**TASK DETAILS**:
Determine the number of lines containing the word "What". Reply with it and nothing else.

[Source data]
+++

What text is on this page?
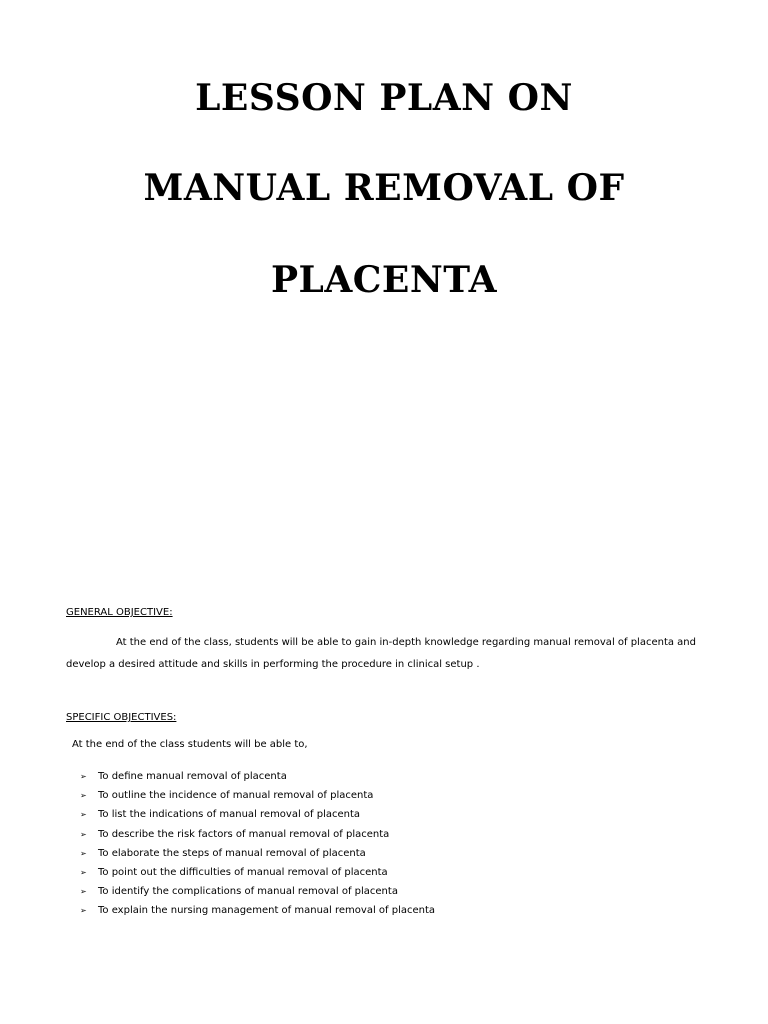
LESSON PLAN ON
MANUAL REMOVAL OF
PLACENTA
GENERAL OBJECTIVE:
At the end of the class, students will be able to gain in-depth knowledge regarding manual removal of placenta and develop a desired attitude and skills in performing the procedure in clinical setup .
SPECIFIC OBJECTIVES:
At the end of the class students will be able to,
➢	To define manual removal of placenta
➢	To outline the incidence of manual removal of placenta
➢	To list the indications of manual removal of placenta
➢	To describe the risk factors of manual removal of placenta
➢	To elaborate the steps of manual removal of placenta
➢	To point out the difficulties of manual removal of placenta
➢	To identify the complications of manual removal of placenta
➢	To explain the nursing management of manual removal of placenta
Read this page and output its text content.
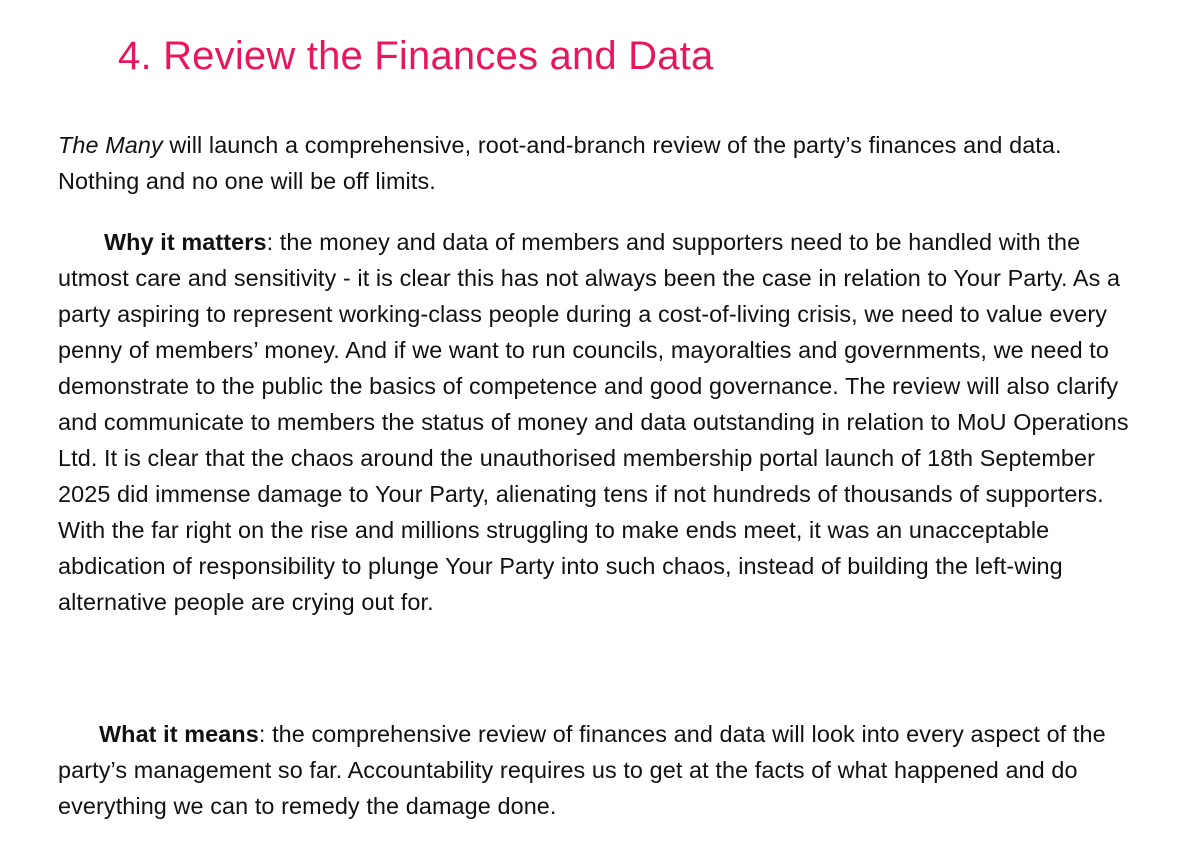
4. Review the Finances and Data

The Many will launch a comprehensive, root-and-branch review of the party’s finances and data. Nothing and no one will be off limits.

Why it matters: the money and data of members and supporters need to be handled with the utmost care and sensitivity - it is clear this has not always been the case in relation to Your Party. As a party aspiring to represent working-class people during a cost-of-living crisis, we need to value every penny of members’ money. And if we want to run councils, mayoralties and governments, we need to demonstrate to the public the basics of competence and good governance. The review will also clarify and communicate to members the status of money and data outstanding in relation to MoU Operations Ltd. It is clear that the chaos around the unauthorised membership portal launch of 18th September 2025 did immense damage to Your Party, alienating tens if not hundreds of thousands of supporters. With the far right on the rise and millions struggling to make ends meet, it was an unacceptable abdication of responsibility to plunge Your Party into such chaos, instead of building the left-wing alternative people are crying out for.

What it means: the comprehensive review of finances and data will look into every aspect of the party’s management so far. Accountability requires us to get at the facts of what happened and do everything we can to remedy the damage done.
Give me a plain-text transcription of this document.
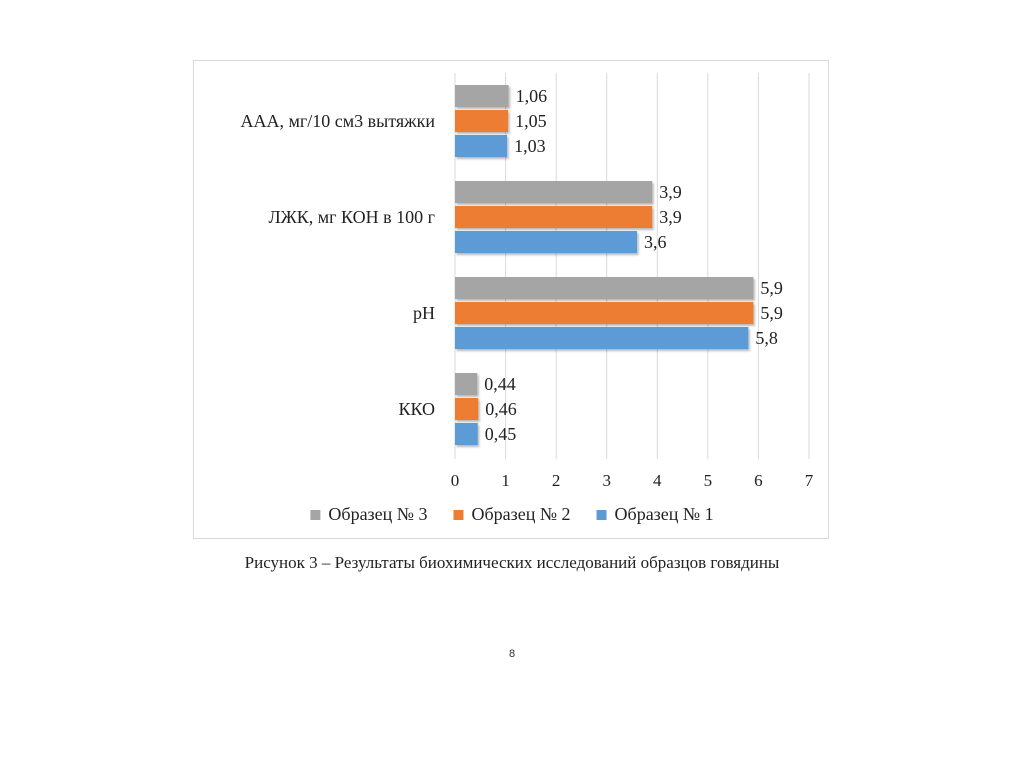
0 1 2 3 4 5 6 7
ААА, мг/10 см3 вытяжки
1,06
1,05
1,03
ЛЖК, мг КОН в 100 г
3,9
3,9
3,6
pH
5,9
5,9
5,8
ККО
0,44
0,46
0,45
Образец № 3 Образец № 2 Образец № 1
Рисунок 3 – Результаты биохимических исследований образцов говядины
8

+++

**EXERCISE OUTPUT**:
2